EXERCISE GOAL: Under this task are some entries; return every one of them exactly.

____

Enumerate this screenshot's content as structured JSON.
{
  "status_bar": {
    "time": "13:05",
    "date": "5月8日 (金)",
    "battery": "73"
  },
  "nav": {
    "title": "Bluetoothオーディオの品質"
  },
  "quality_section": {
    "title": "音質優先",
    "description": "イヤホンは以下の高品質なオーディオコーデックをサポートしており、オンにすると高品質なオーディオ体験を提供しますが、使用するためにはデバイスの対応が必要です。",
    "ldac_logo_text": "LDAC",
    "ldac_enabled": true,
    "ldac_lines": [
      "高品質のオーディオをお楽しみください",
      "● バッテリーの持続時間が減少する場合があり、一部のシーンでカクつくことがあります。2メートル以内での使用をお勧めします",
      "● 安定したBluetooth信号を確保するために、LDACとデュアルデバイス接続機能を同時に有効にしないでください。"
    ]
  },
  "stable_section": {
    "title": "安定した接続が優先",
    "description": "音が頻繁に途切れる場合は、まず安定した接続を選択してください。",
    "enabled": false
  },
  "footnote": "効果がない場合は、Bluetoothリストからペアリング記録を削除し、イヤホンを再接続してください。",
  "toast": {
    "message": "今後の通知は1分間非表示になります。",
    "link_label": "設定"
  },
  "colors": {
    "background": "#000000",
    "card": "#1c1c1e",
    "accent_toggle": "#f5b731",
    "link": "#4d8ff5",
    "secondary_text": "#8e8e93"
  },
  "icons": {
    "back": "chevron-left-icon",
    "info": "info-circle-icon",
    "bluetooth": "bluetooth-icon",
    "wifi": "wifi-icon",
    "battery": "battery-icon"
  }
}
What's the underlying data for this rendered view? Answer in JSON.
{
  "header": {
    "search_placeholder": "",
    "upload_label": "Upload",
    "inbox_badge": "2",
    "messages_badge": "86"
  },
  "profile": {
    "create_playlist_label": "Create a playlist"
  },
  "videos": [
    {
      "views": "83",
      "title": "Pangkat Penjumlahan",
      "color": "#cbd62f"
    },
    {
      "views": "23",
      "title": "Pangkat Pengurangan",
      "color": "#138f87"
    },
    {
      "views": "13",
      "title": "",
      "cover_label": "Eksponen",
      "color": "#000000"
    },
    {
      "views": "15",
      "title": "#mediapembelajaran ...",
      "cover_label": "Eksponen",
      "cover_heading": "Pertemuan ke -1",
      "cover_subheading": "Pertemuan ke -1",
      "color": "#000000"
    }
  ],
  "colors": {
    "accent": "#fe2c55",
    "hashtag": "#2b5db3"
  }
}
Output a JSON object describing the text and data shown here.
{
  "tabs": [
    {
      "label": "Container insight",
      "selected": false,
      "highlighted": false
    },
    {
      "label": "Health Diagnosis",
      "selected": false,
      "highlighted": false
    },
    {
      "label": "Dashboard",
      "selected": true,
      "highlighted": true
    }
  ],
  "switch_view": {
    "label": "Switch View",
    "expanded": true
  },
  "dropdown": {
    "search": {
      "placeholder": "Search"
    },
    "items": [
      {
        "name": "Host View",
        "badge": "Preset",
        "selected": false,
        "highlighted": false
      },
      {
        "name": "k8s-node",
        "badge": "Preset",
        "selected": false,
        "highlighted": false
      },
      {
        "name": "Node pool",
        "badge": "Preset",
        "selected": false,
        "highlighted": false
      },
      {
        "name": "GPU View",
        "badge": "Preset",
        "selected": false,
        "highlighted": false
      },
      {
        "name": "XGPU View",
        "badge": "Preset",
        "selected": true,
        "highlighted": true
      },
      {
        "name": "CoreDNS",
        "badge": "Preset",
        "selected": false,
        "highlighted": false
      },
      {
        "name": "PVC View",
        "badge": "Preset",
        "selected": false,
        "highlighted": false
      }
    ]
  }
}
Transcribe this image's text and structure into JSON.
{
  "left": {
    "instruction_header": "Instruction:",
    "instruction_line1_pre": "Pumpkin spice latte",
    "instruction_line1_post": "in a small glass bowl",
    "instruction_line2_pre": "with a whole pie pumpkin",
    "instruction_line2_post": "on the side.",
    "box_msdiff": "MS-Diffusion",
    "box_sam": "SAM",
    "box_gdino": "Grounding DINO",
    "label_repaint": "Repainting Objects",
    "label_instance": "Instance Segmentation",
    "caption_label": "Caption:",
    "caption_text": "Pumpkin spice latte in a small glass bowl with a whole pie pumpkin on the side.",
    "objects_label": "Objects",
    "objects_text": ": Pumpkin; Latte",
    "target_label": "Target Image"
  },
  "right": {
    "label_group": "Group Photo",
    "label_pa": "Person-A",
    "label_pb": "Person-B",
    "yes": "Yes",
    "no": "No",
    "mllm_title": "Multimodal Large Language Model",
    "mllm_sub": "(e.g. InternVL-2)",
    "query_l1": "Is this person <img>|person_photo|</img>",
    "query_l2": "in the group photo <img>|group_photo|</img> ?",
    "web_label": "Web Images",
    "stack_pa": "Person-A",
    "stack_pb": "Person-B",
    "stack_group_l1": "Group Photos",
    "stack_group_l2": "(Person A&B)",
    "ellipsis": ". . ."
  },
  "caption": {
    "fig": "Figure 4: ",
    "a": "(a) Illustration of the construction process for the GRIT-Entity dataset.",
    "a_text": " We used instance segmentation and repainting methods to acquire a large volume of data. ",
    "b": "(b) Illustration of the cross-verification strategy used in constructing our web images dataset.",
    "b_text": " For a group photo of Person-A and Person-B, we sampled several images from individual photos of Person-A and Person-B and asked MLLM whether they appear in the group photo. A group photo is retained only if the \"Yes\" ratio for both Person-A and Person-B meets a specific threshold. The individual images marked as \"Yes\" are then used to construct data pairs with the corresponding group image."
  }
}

____

SOLUTION FOR THIS TASK:
Enumerate this screenshot's content as structured JSON.
{
  "status_bar": {
    "time": "13:05",
    "date": "5月8日 (金)",
    "battery": "73"
  },
  "nav": {
    "title": "Bluetoothオーディオの品質"
  },
  "quality_section": {
    "title": "音質優先",
    "description": "イヤホンは以下の高品質なオーディオコーデックをサポートしており、オンにすると高品質なオーディオ体験を提供しますが、使用するためにはデバイスの対応が必要です。",
    "ldac_logo_text": "LDAC",
    "ldac_enabled": true,
    "ldac_lines": [
      "高品質のオーディオをお楽しみください",
      "● バッテリーの持続時間が減少する場合があり、一部のシーンでカクつくことがあります。2メートル以内での使用をお勧めします",
      "● 安定したBluetooth信号を確保するために、LDACとデュアルデバイス接続機能を同時に有効にしないでください。"
    ]
  },
  "stable_section": {
    "title": "安定した接続が優先",
    "description": "音が頻繁に途切れる場合は、まず安定した接続を選択してください。",
    "enabled": false
  },
  "footnote": "効果がない場合は、Bluetoothリストからペアリング記録を削除し、イヤホンを再接続してください。",
  "toast": {
    "message": "今後の通知は1分間非表示になります。",
    "link_label": "設定"
  },
  "colors": {
    "background": "#000000",
    "card": "#1c1c1e",
    "accent_toggle": "#f5b731",
    "link": "#4d8ff5",
    "secondary_text": "#8e8e93"
  },
  "icons": {
    "back": "chevron-left-icon",
    "info": "info-circle-icon",
    "bluetooth": "bluetooth-icon",
    "wifi": "wifi-icon",
    "battery": "battery-icon"
  }
}
What's the underlying data for this rendered view? Answer in JSON.
{
  "header": {
    "search_placeholder": "",
    "upload_label": "Upload",
    "inbox_badge": "2",
    "messages_badge": "86"
  },
  "profile": {
    "create_playlist_label": "Create a playlist"
  },
  "videos": [
    {
      "views": "83",
      "title": "Pangkat Penjumlahan",
      "color": "#cbd62f"
    },
    {
      "views": "23",
      "title": "Pangkat Pengurangan",
      "color": "#138f87"
    },
    {
      "views": "13",
      "title": "",
      "cover_label": "Eksponen",
      "color": "#000000"
    },
    {
      "views": "15",
      "title": "#mediapembelajaran ...",
      "cover_label": "Eksponen",
      "cover_heading": "Pertemuan ke -1",
      "cover_subheading": "Pertemuan ke -1",
      "color": "#000000"
    }
  ],
  "colors": {
    "accent": "#fe2c55",
    "hashtag": "#2b5db3"
  }
}
Output a JSON object describing the text and data shown here.
{
  "tabs": [
    {
      "label": "Container insight",
      "selected": false,
      "highlighted": false
    },
    {
      "label": "Health Diagnosis",
      "selected": false,
      "highlighted": false
    },
    {
      "label": "Dashboard",
      "selected": true,
      "highlighted": true
    }
  ],
  "switch_view": {
    "label": "Switch View",
    "expanded": true
  },
  "dropdown": {
    "search": {
      "placeholder": "Search"
    },
    "items": [
      {
        "name": "Host View",
        "badge": "Preset",
        "selected": false,
        "highlighted": false
      },
      {
        "name": "k8s-node",
        "badge": "Preset",
        "selected": false,
        "highlighted": false
      },
      {
        "name": "Node pool",
        "badge": "Preset",
        "selected": false,
        "highlighted": false
      },
      {
        "name": "GPU View",
        "badge": "Preset",
        "selected": false,
        "highlighted": false
      },
      {
        "name": "XGPU View",
        "badge": "Preset",
        "selected": true,
        "highlighted": true
      },
      {
        "name": "CoreDNS",
        "badge": "Preset",
        "selected": false,
        "highlighted": false
      },
      {
        "name": "PVC View",
        "badge": "Preset",
        "selected": false,
        "highlighted": false
      }
    ]
  }
}
Transcribe this image's text and structure into JSON.
{
  "left": {
    "instruction_header": "Instruction:",
    "instruction_line1_pre": "Pumpkin spice latte",
    "instruction_line1_post": "in a small glass bowl",
    "instruction_line2_pre": "with a whole pie pumpkin",
    "instruction_line2_post": "on the side.",
    "box_msdiff": "MS-Diffusion",
    "box_sam": "SAM",
    "box_gdino": "Grounding DINO",
    "label_repaint": "Repainting Objects",
    "label_instance": "Instance Segmentation",
    "caption_label": "Caption:",
    "caption_text": "Pumpkin spice latte in a small glass bowl with a whole pie pumpkin on the side.",
    "objects_label": "Objects",
    "objects_text": ": Pumpkin; Latte",
    "target_label": "Target Image"
  },
  "right": {
    "label_group": "Group Photo",
    "label_pa": "Person-A",
    "label_pb": "Person-B",
    "yes": "Yes",
    "no": "No",
    "mllm_title": "Multimodal Large Language Model",
    "mllm_sub": "(e.g. InternVL-2)",
    "query_l1": "Is this person <img>|person_photo|</img>",
    "query_l2": "in the group photo <img>|group_photo|</img> ?",
    "web_label": "Web Images",
    "stack_pa": "Person-A",
    "stack_pb": "Person-B",
    "stack_group_l1": "Group Photos",
    "stack_group_l2": "(Person A&B)",
    "ellipsis": ". . ."
  },
  "caption": {
    "fig": "Figure 4: ",
    "a": "(a) Illustration of the construction process for the GRIT-Entity dataset.",
    "a_text": " We used instance segmentation and repainting methods to acquire a large volume of data. ",
    "b": "(b) Illustration of the cross-verification strategy used in constructing our web images dataset.",
    "b_text": " For a group photo of Person-A and Person-B, we sampled several images from individual photos of Person-A and Person-B and asked MLLM whether they appear in the group photo. A group photo is retained only if the \"Yes\" ratio for both Person-A and Person-B meets a specific threshold. The individual images marked as \"Yes\" are then used to construct data pairs with the corresponding group image."
  }
}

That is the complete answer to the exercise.